REQUIREMENTS | Copy every line with the string "JSON" in it.

[Data listing]

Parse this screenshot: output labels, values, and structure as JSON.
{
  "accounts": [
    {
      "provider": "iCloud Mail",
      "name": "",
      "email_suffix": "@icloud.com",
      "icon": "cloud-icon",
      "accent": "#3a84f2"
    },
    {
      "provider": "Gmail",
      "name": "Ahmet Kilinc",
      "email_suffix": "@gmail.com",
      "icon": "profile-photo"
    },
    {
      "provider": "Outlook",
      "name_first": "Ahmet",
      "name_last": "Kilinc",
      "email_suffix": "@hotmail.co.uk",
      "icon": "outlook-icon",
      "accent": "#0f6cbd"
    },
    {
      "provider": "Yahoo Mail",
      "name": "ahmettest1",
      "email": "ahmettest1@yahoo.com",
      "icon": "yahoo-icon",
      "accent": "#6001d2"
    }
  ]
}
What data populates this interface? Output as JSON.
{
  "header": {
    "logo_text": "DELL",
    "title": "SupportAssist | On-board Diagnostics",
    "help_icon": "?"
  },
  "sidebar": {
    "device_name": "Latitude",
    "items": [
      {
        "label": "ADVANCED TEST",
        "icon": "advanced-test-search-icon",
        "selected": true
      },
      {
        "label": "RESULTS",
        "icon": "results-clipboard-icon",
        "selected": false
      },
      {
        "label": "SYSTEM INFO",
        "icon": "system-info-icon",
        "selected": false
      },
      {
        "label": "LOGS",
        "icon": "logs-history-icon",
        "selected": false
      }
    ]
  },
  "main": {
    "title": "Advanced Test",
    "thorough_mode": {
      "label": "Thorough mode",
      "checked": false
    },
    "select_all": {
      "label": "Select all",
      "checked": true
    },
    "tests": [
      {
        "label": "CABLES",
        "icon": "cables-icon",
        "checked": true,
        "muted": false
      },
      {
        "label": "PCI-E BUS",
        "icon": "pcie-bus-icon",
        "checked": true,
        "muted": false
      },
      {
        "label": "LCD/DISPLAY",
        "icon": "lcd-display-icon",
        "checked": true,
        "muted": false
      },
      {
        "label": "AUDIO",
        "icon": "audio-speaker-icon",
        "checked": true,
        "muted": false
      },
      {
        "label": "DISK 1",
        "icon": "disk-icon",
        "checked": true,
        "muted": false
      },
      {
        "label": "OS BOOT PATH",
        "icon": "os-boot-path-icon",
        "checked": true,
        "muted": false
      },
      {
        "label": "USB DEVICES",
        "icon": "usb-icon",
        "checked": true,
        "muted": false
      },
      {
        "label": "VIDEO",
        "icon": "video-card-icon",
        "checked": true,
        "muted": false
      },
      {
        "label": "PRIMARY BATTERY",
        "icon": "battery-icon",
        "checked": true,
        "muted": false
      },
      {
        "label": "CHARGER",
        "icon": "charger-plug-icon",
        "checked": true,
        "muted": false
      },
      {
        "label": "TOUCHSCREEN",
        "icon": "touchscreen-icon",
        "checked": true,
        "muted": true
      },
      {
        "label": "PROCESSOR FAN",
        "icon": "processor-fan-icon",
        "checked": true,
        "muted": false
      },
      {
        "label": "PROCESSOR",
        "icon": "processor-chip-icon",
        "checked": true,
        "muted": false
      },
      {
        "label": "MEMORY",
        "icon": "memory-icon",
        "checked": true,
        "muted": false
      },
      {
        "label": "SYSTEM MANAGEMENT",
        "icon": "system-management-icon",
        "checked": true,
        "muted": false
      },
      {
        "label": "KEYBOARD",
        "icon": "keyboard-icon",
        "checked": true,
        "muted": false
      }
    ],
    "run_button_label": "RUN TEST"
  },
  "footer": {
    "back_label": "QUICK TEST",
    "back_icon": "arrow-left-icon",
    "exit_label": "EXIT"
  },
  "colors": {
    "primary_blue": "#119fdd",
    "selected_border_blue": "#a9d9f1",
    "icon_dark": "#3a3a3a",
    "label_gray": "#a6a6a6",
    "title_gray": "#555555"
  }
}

FULL RESPONSE |
Parse this screenshot: output labels, values, and structure as JSON.
What data populates this interface? Output as JSON.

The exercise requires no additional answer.